Exercise goal> Starting at the very beginning of the listing below and going on through the line with "Localize each UI", repeat every line word for word, leaving out the pictures.

Input for this task>
+++

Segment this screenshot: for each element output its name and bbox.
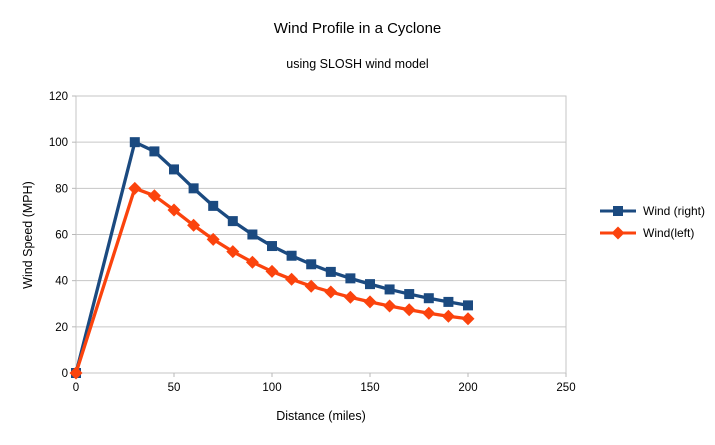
- svg-text:0: 0: [73, 382, 79, 394]
- legend-swatch-wind-right: [600, 206, 636, 216]
- series-wind-right-: [71, 137, 473, 378]
- svg-text:80: 80: [55, 183, 68, 195]
- chart-subtitle: using SLOSH wind model: [286, 57, 429, 71]
- svg-text:40: 40: [55, 276, 68, 288]
- series-wind-left-: [69, 181, 475, 380]
- svg-text:60: 60: [55, 230, 68, 242]
- svg-text:200: 200: [458, 382, 477, 394]
- legend-item-wind-left: Wind(left): [599, 222, 705, 244]
- svg-text:150: 150: [360, 382, 379, 394]
- svg-text:100: 100: [262, 382, 281, 394]
- legend: Wind (right) Wind(left): [599, 200, 705, 244]
- legend-item-wind-right: Wind (right): [599, 200, 705, 222]
- x-axis-title: Distance (miles): [276, 409, 366, 423]
- svg-text:20: 20: [55, 322, 68, 334]
- svg-text:120: 120: [49, 91, 68, 103]
- y-axis-title-text: Wind Speed (MPH): [20, 180, 35, 289]
- y-axis-title: Wind Speed (MPH): [20, 96, 35, 373]
- svg-text:0: 0: [62, 368, 68, 380]
- svg-text:250: 250: [556, 382, 575, 394]
- legend-label-wind-right: Wind (right): [643, 204, 706, 218]
- svg-text:50: 50: [168, 382, 181, 394]
- legend-swatch-wind-left: [600, 226, 636, 240]
- legend-label-wind-left: Wind(left): [643, 226, 695, 240]
- svg-text:100: 100: [49, 137, 68, 149]
- chart-title: Wind Profile in a Cyclone: [273, 20, 442, 37]
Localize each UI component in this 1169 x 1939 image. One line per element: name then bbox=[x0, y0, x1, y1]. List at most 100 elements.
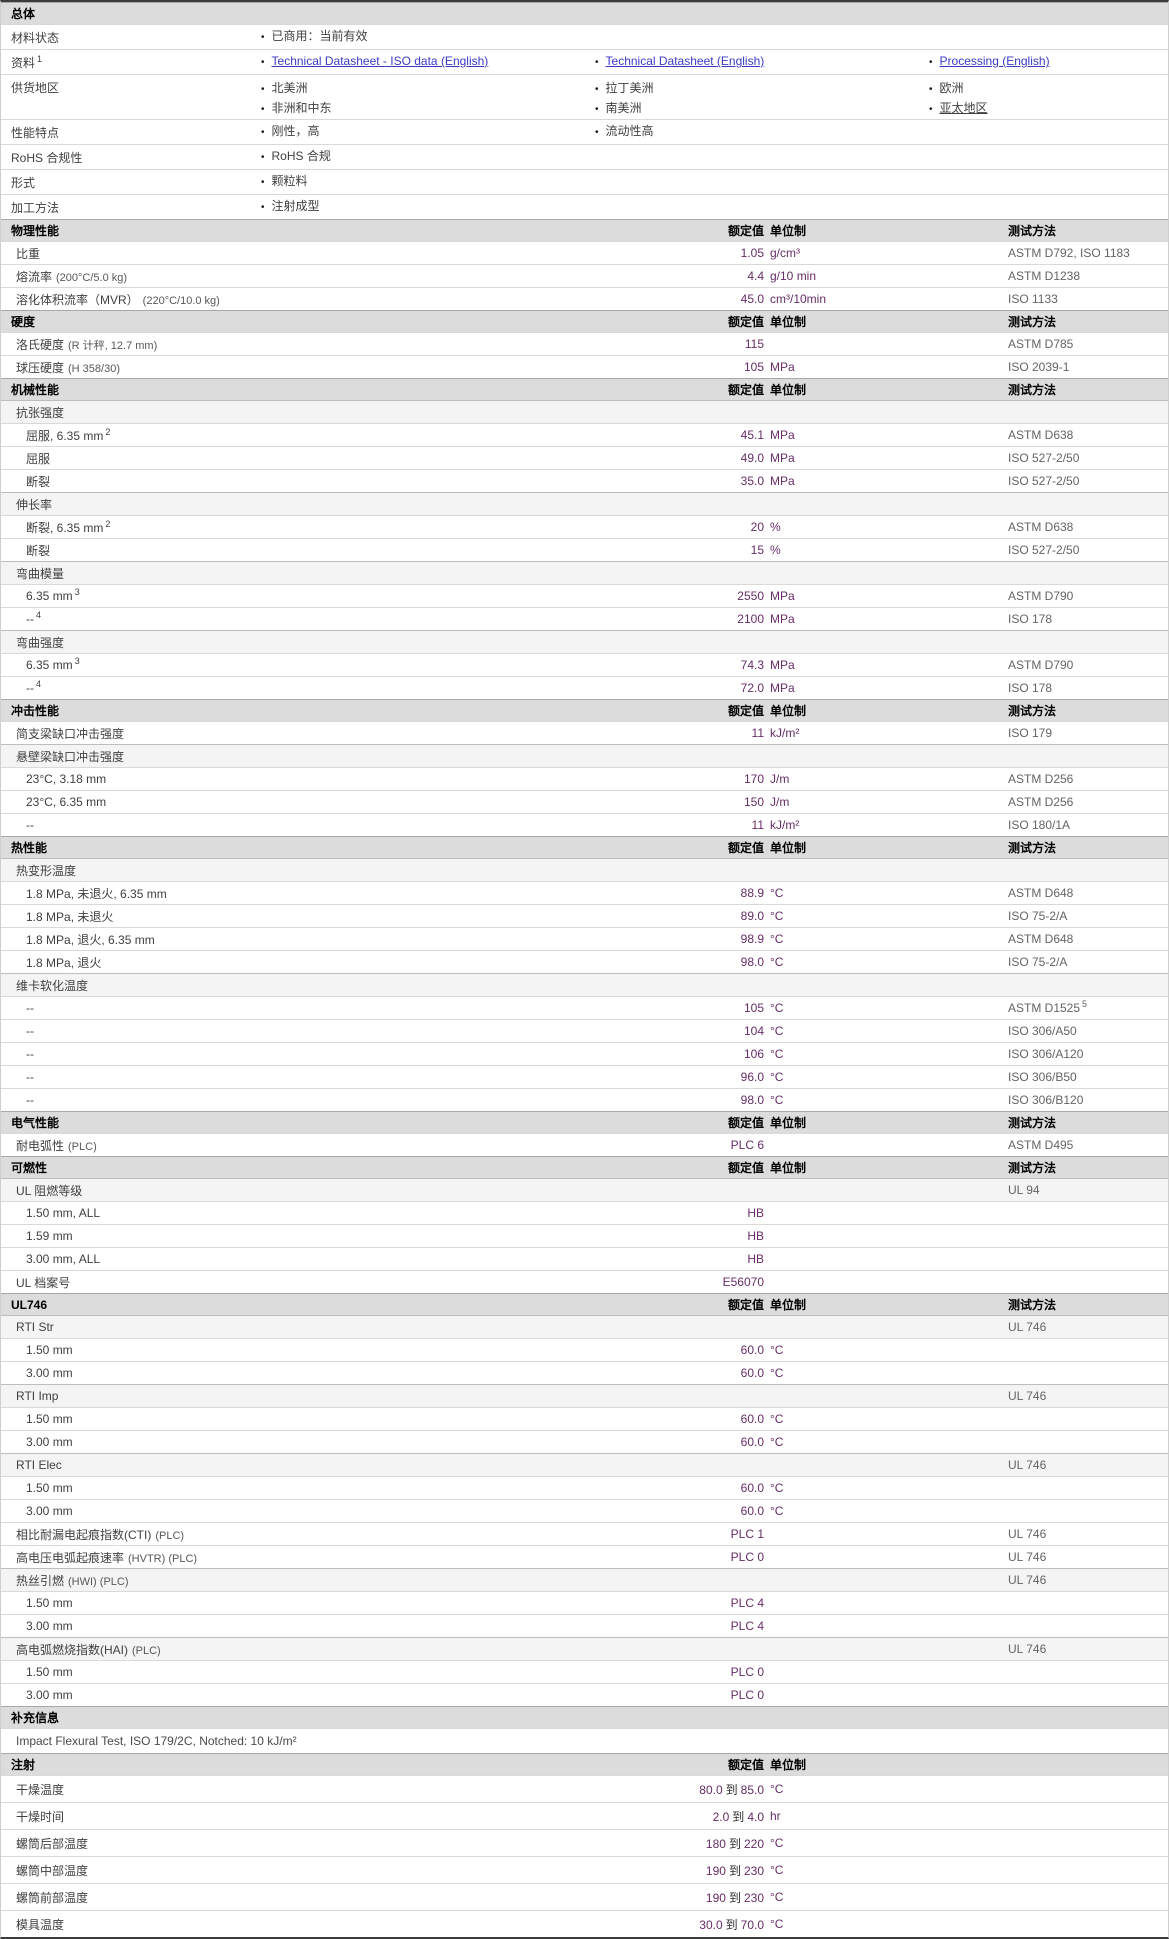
general-row: 资料 1 • Technical Datasheet - ISO data (Engl… bbox=[1, 49, 1168, 74]
general-row: 供货地区 • 北美洲 • 非洲和中东 • 拉丁美洲 • 南美洲 • 欧洲 • 亚太地区 bbox=[1, 74, 1168, 119]
unit-cell: J/m bbox=[764, 772, 1008, 786]
rated-value: 220 bbox=[743, 1836, 764, 1851]
property-label-text: 1.50 mm bbox=[26, 1412, 73, 1426]
rated-value: 180 bbox=[705, 1836, 726, 1851]
property-label: 23°C, 3.18 mm bbox=[1, 772, 646, 786]
test-method-cell: UL 746 bbox=[1008, 1573, 1168, 1587]
test-method-cell: UL 94 bbox=[1008, 1183, 1168, 1197]
property-label: 1.8 MPa, 退火, 6.35 mm bbox=[1, 931, 646, 948]
text: 单位制 bbox=[770, 315, 807, 329]
property-row: 相比耐漏电起痕指数(CTI) (PLC) PLC 1 UL 746 bbox=[1, 1522, 1168, 1545]
property-label-text: 23°C, 3.18 mm bbox=[26, 772, 107, 786]
rated-value: PLC 0 bbox=[730, 1550, 764, 1564]
subsection-label: 伸长率 bbox=[1, 496, 646, 513]
property-label-text: -- bbox=[26, 818, 34, 832]
property-label: 1.50 mm bbox=[1, 1481, 646, 1495]
property-label: 洛氏硬度 (R 计秤, 12.7 mm) bbox=[1, 336, 646, 353]
rated-value-cell: 104 bbox=[646, 1024, 764, 1038]
unit-cell: °C bbox=[764, 1343, 1008, 1357]
unit-cell: °C bbox=[764, 1093, 1008, 1107]
rated-value-cell: 74.3 bbox=[646, 658, 764, 672]
bullet-icon: • bbox=[929, 104, 933, 115]
subsection-row: 弯曲强度 bbox=[1, 630, 1168, 653]
footnote-sup: 1 bbox=[37, 53, 43, 64]
bullet-column: • Processing (English) bbox=[927, 52, 1159, 72]
property-label-text: 3.00 mm bbox=[26, 1619, 73, 1633]
test-method-text: ASTM D256 bbox=[1008, 795, 1074, 809]
general-row: 加工方法 • 注射成型 bbox=[1, 194, 1168, 219]
subsection-row: RTI Imp UL 746 bbox=[1, 1384, 1168, 1407]
unit-cell: °C bbox=[764, 1366, 1008, 1380]
col-header-rated-value: 额定值 bbox=[646, 1159, 764, 1176]
property-label-text: -- bbox=[26, 1001, 34, 1015]
rated-value-cell: 88.9 bbox=[646, 886, 764, 900]
text: 额定值 bbox=[727, 224, 764, 238]
text: 单位制 bbox=[770, 1161, 807, 1175]
rated-value: PLC 4 bbox=[730, 1619, 764, 1633]
test-method-cell: ASTM D256 bbox=[1008, 772, 1168, 786]
test-method-cell: ASTM D1525 5 bbox=[1008, 999, 1168, 1016]
test-method-text: ISO 1133 bbox=[1008, 292, 1058, 306]
rated-value: 2550 bbox=[737, 589, 764, 603]
general-label: 加工方法 bbox=[1, 199, 259, 216]
datasheet-link[interactable]: Technical Datasheet - ISO data (English) bbox=[271, 54, 489, 68]
rated-value-cell: PLC 0 bbox=[646, 1665, 764, 1679]
property-label-text: -- bbox=[26, 1024, 34, 1038]
test-method-cell: ISO 178 bbox=[1008, 612, 1168, 626]
unit-cell: °C bbox=[764, 1001, 1008, 1015]
property-row: -- 104 °C ISO 306/A50 bbox=[1, 1019, 1168, 1042]
bullet-item-text: 已商用：当前有效 bbox=[271, 29, 368, 43]
subsection-row: 高电弧燃烧指数(HAI) (PLC) UL 746 bbox=[1, 1637, 1168, 1660]
general-label: 形式 bbox=[1, 174, 259, 191]
section-title-text: 冲击性能 bbox=[11, 704, 60, 718]
range-to-label: 到 bbox=[725, 1917, 738, 1932]
property-label: 耐电弧性 (PLC) bbox=[1, 1137, 646, 1154]
property-label-text: 23°C, 6.35 mm bbox=[26, 795, 107, 809]
property-row: 6.35 mm 3 74.3 MPa ASTM D790 bbox=[1, 653, 1168, 676]
bullet-icon: • bbox=[261, 57, 265, 68]
unit-text: °C bbox=[770, 1024, 784, 1038]
section-title-text: 可燃性 bbox=[11, 1161, 48, 1175]
test-method-text: ASTM D495 bbox=[1008, 1138, 1074, 1152]
rated-value: 4.4 bbox=[747, 269, 764, 283]
test-method-text: ISO 2039-1 bbox=[1008, 360, 1070, 374]
unit-text: °C bbox=[770, 955, 784, 969]
property-label: 干燥温度 bbox=[1, 1781, 646, 1798]
test-method-text: UL 746 bbox=[1008, 1320, 1047, 1334]
property-row: 耐电弧性 (PLC) PLC 6 ASTM D495 bbox=[1, 1133, 1168, 1156]
property-label: UL 档案号 bbox=[1, 1274, 646, 1291]
test-method-cell: ASTM D256 bbox=[1008, 795, 1168, 809]
property-label-text: 1.8 MPa, 退火 bbox=[26, 955, 102, 970]
section-title-text: 热性能 bbox=[11, 841, 48, 855]
property-label: 1.8 MPa, 退火 bbox=[1, 954, 646, 971]
datasheet-link[interactable]: Technical Datasheet (English) bbox=[605, 54, 765, 68]
unit-cell: % bbox=[764, 520, 1008, 534]
unit-text: °C bbox=[770, 1070, 784, 1084]
property-label-text: 耐电弧性 bbox=[16, 1138, 65, 1153]
unit-cell: °C bbox=[764, 909, 1008, 923]
subsection-label: 高电弧燃烧指数(HAI) (PLC) bbox=[1, 1641, 646, 1658]
unit-text: MPa bbox=[770, 451, 795, 465]
datasheet-link[interactable]: Processing (English) bbox=[939, 54, 1050, 68]
property-label-text: 模具温度 bbox=[16, 1917, 65, 1932]
unit-cell: °C bbox=[764, 1481, 1008, 1495]
bullet-item: • 北美洲 bbox=[259, 79, 593, 99]
subsection-label: RTI Str bbox=[1, 1320, 646, 1334]
test-method-text: ISO 527-2/50 bbox=[1008, 543, 1080, 557]
property-label: 1.50 mm bbox=[1, 1412, 646, 1426]
col-header-rated-value: 额定值 bbox=[646, 1756, 764, 1773]
rated-value-cell: 190 到 230 bbox=[646, 1862, 764, 1879]
text: 测试方法 bbox=[1008, 224, 1057, 238]
rated-value: 96.0 bbox=[740, 1070, 764, 1084]
col-header-rated-value: 额定值 bbox=[646, 702, 764, 719]
unit-cell: °C bbox=[764, 1917, 1008, 1931]
unit-text: J/m bbox=[770, 772, 790, 786]
subsection-label: 热丝引燃 (HWI) (PLC) bbox=[1, 1572, 646, 1589]
test-method-cell: ISO 2039-1 bbox=[1008, 360, 1168, 374]
property-label: -- bbox=[1, 1070, 646, 1084]
property-row: 3.00 mm, ALL HB bbox=[1, 1247, 1168, 1270]
unit-text: kJ/m² bbox=[770, 818, 800, 832]
subsection-row: 热丝引燃 (HWI) (PLC) UL 746 bbox=[1, 1568, 1168, 1591]
test-method-cell: ISO 1133 bbox=[1008, 292, 1168, 306]
footnote-sup: 5 bbox=[1082, 999, 1088, 1009]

+++

Expected answer>
Segment this screenshot: for each element output its name and bbox.
- svg-text:0: 0: [73, 382, 79, 394]
- legend-swatch-wind-right: [600, 206, 636, 216]
- series-wind-right-: [71, 137, 473, 378]
- svg-text:80: 80: [55, 183, 68, 195]
- chart-subtitle: using SLOSH wind model: [286, 57, 429, 71]
- svg-text:40: 40: [55, 276, 68, 288]
- series-wind-left-: [69, 181, 475, 380]
- svg-text:60: 60: [55, 230, 68, 242]
- svg-text:200: 200: [458, 382, 477, 394]
- legend-item-wind-left: Wind(left): [599, 222, 705, 244]
- svg-text:150: 150: [360, 382, 379, 394]
- svg-text:100: 100: [262, 382, 281, 394]
- legend: Wind (right) Wind(left): [599, 200, 705, 244]
- legend-item-wind-right: Wind (right): [599, 200, 705, 222]
- x-axis-title: Distance (miles): [276, 409, 366, 423]
- svg-text:20: 20: [55, 322, 68, 334]
- svg-text:120: 120: [49, 91, 68, 103]
- y-axis-title-text: Wind Speed (MPH): [20, 180, 35, 289]
- y-axis-title: Wind Speed (MPH): [20, 96, 35, 373]
- svg-text:0: 0: [62, 368, 68, 380]
- svg-text:250: 250: [556, 382, 575, 394]
- legend-label-wind-right: Wind (right): [643, 204, 706, 218]
- svg-text:50: 50: [168, 382, 181, 394]
- legend-swatch-wind-left: [600, 226, 636, 240]
- legend-label-wind-left: Wind(left): [643, 226, 695, 240]
- svg-text:100: 100: [49, 137, 68, 149]
- chart-title: Wind Profile in a Cyclone: [273, 20, 442, 37]
Localize each UI component in this 1169 x 1939 image. One line per element: name then bbox=[x0, y0, x1, y1]. List at most 100 elements.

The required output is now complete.